— WHAT THE TASK REQUIRES —
Transcribe every line of the records verbatim.

--

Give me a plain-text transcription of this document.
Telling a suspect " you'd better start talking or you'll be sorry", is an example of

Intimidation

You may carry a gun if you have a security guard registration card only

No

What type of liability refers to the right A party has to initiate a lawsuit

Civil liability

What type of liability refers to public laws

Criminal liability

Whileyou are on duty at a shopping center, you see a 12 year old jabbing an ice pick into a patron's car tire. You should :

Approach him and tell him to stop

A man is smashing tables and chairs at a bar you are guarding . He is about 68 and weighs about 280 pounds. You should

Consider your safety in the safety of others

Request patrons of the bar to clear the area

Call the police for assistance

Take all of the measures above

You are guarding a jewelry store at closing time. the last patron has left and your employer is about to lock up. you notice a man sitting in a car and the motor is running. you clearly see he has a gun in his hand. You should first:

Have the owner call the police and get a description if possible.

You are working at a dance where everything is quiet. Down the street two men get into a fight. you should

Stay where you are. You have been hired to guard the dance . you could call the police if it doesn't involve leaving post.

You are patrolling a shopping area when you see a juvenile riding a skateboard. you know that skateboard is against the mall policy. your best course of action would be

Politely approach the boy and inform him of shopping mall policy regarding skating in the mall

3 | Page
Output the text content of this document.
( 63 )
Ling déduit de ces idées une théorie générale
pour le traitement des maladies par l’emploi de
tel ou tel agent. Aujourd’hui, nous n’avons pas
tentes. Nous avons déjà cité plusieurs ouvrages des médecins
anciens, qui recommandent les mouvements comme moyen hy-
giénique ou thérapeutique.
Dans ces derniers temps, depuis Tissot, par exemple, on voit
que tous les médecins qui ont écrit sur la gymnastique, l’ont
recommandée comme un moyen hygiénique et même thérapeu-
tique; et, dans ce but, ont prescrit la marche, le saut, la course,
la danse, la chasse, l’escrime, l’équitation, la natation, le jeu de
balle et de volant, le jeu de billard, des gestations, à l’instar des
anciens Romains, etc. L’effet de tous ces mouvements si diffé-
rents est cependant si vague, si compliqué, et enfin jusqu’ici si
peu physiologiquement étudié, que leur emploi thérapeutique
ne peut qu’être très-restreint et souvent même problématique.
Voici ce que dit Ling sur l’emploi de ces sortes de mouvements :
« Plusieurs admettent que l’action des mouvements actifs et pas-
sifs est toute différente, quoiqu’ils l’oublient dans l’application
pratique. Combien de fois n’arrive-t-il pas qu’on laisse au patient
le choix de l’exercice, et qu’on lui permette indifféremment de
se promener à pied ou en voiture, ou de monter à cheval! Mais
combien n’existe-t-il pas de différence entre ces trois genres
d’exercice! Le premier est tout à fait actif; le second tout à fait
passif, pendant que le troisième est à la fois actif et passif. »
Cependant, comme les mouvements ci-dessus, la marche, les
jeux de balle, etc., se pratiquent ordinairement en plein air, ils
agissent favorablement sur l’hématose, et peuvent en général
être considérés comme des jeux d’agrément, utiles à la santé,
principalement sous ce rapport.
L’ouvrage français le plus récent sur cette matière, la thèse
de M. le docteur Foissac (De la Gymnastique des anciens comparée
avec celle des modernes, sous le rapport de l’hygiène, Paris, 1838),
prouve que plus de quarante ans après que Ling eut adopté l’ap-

--

— ANSWER FOR THE TASK —
Give me a plain-text transcription of this document.
Telling a suspect " you'd better start talking or you'll be sorry", is an example of

Intimidation

You may carry a gun if you have a security guard registration card only

No

What type of liability refers to the right A party has to initiate a lawsuit

Civil liability

What type of liability refers to public laws

Criminal liability

Whileyou are on duty at a shopping center, you see a 12 year old jabbing an ice pick into a patron's car tire. You should :

Approach him and tell him to stop

A man is smashing tables and chairs at a bar you are guarding . He is about 68 and weighs about 280 pounds. You should

Consider your safety in the safety of others

Request patrons of the bar to clear the area

Call the police for assistance

Take all of the measures above

You are guarding a jewelry store at closing time. the last patron has left and your employer is about to lock up. you notice a man sitting in a car and the motor is running. you clearly see he has a gun in his hand. You should first:

Have the owner call the police and get a description if possible.

You are working at a dance where everything is quiet. Down the street two men get into a fight. you should

Stay where you are. You have been hired to guard the dance . you could call the police if it doesn't involve leaving post.

You are patrolling a shopping area when you see a juvenile riding a skateboard. you know that skateboard is against the mall policy. your best course of action would be

Politely approach the boy and inform him of shopping mall policy regarding skating in the mall

3 | Page
Output the text content of this document.
( 63 )
Ling déduit de ces idées une théorie générale
pour le traitement des maladies par l’emploi de
tel ou tel agent. Aujourd’hui, nous n’avons pas
tentes. Nous avons déjà cité plusieurs ouvrages des médecins
anciens, qui recommandent les mouvements comme moyen hy-
giénique ou thérapeutique.
Dans ces derniers temps, depuis Tissot, par exemple, on voit
que tous les médecins qui ont écrit sur la gymnastique, l’ont
recommandée comme un moyen hygiénique et même thérapeu-
tique; et, dans ce but, ont prescrit la marche, le saut, la course,
la danse, la chasse, l’escrime, l’équitation, la natation, le jeu de
balle et de volant, le jeu de billard, des gestations, à l’instar des
anciens Romains, etc. L’effet de tous ces mouvements si diffé-
rents est cependant si vague, si compliqué, et enfin jusqu’ici si
peu physiologiquement étudié, que leur emploi thérapeutique
ne peut qu’être très-restreint et souvent même problématique.
Voici ce que dit Ling sur l’emploi de ces sortes de mouvements :
« Plusieurs admettent que l’action des mouvements actifs et pas-
sifs est toute différente, quoiqu’ils l’oublient dans l’application
pratique. Combien de fois n’arrive-t-il pas qu’on laisse au patient
le choix de l’exercice, et qu’on lui permette indifféremment de
se promener à pied ou en voiture, ou de monter à cheval! Mais
combien n’existe-t-il pas de différence entre ces trois genres
d’exercice! Le premier est tout à fait actif; le second tout à fait
passif, pendant que le troisième est à la fois actif et passif. »
Cependant, comme les mouvements ci-dessus, la marche, les
jeux de balle, etc., se pratiquent ordinairement en plein air, ils
agissent favorablement sur l’hématose, et peuvent en général
être considérés comme des jeux d’agrément, utiles à la santé,
principalement sous ce rapport.
L’ouvrage français le plus récent sur cette matière, la thèse
de M. le docteur Foissac (De la Gymnastique des anciens comparée
avec celle des modernes, sous le rapport de l’hygiène, Paris, 1838),
prouve que plus de quarante ans après que Ling eut adopté l’ap-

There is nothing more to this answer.